• **What you should do**
Copy out the listing that follows exactly, dropping every picture.

• **Provided records**
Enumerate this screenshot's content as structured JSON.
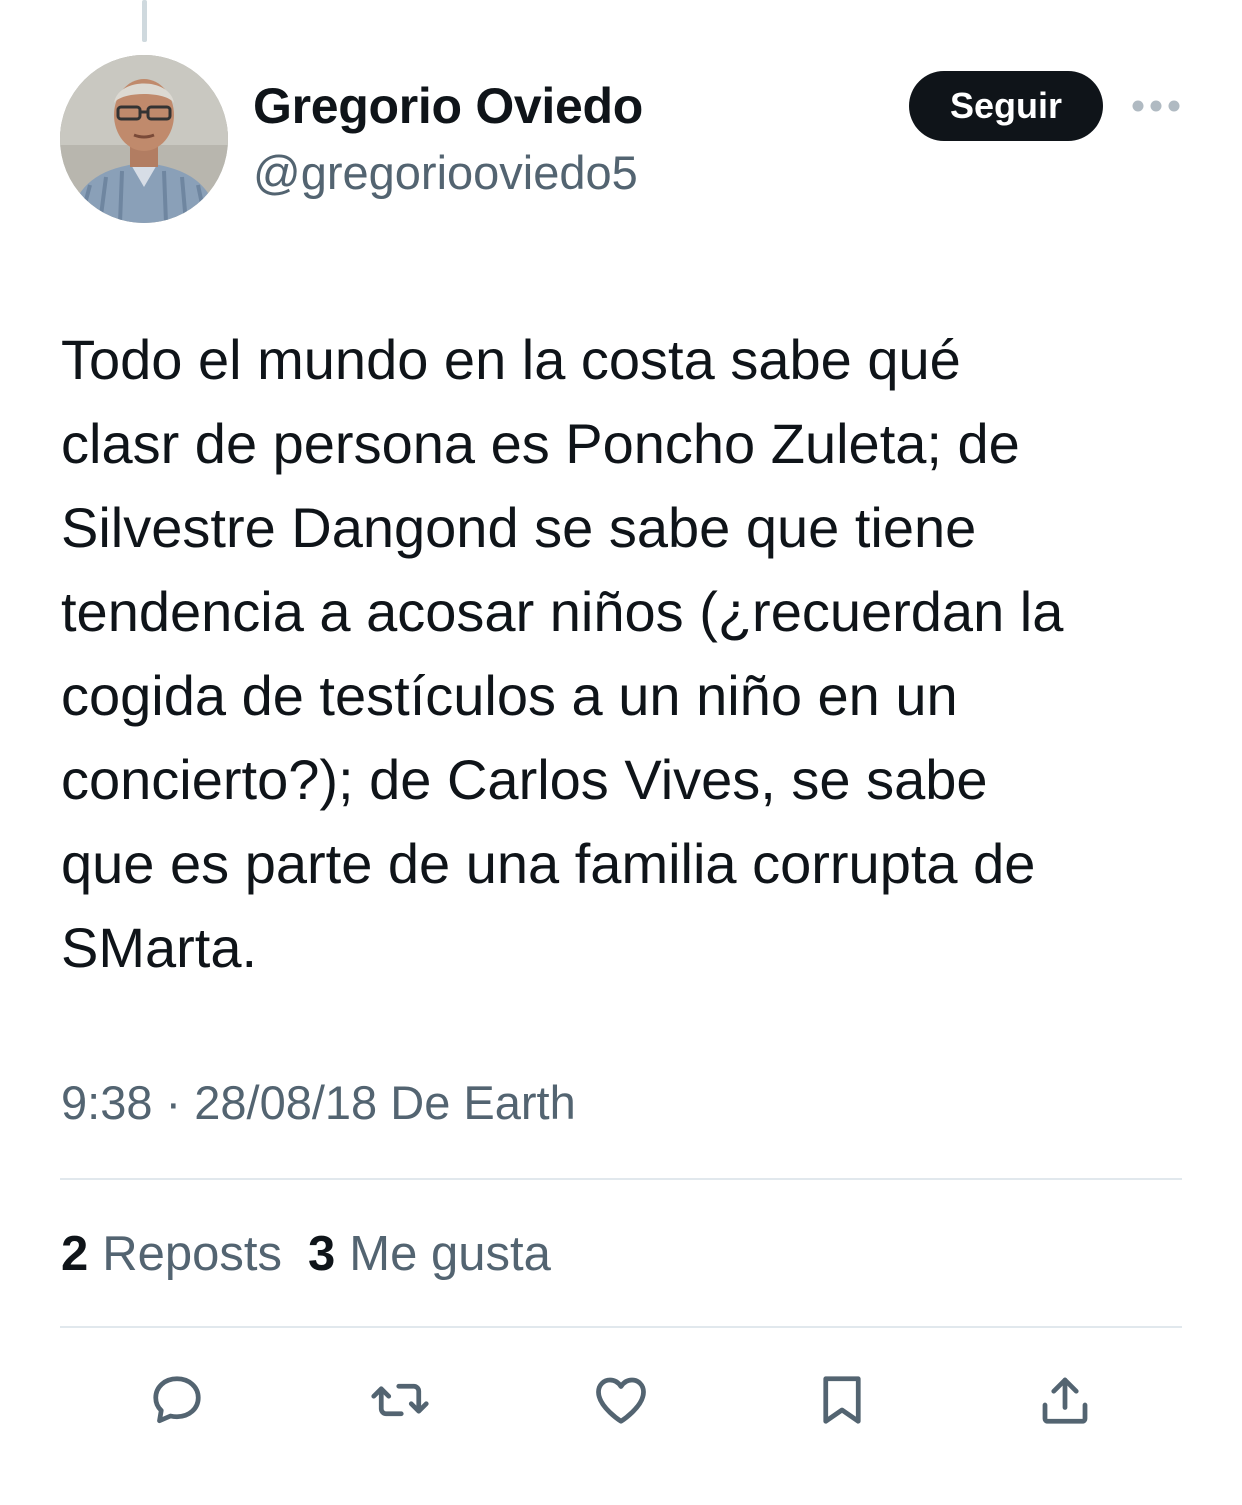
{
  "tweet": {
    "author": {
      "display_name": "Gregorio Oviedo",
      "handle": "@gregoriooviedo5"
    },
    "follow_label": "Seguir",
    "text_lines": [
      "Todo el mundo en la costa sabe qué",
      "clasr de persona es Poncho Zuleta; de",
      "Silvestre Dangond se sabe que tiene",
      "tendencia a acosar niños (¿recuerdan la",
      "cogida de testículos a un niño en un",
      "concierto?); de Carlos Vives, se sabe",
      "que es parte de una familia corrupta de",
      "SMarta."
    ],
    "meta": "9:38 · 28/08/18 De Earth",
    "stats": {
      "reposts_count": "2",
      "reposts_label": "Reposts",
      "likes_count": "3",
      "likes_label": "Me gusta"
    }
  },
  "icons": {
    "more": "more-dots-icon",
    "reply": "reply-icon",
    "repost": "repost-icon",
    "like": "heart-icon",
    "bookmark": "bookmark-icon",
    "share": "share-icon"
  },
  "colors": {
    "text_primary": "#0f1419",
    "text_secondary": "#536471",
    "button_bg": "#0f1419",
    "divider": "#e1e8ed"
  }
}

• **Completed exercise**
Enumerate this screenshot's content as structured JSON.
{
  "tweet": {
    "author": {
      "display_name": "Gregorio Oviedo",
      "handle": "@gregoriooviedo5"
    },
    "follow_label": "Seguir",
    "text_lines": [
      "Todo el mundo en la costa sabe qué",
      "clasr de persona es Poncho Zuleta; de",
      "Silvestre Dangond se sabe que tiene",
      "tendencia a acosar niños (¿recuerdan la",
      "cogida de testículos a un niño en un",
      "concierto?); de Carlos Vives, se sabe",
      "que es parte de una familia corrupta de",
      "SMarta."
    ],
    "meta": "9:38 · 28/08/18 De Earth",
    "stats": {
      "reposts_count": "2",
      "reposts_label": "Reposts",
      "likes_count": "3",
      "likes_label": "Me gusta"
    }
  },
  "icons": {
    "more": "more-dots-icon",
    "reply": "reply-icon",
    "repost": "repost-icon",
    "like": "heart-icon",
    "bookmark": "bookmark-icon",
    "share": "share-icon"
  },
  "colors": {
    "text_primary": "#0f1419",
    "text_secondary": "#536471",
    "button_bg": "#0f1419",
    "divider": "#e1e8ed"
  }
}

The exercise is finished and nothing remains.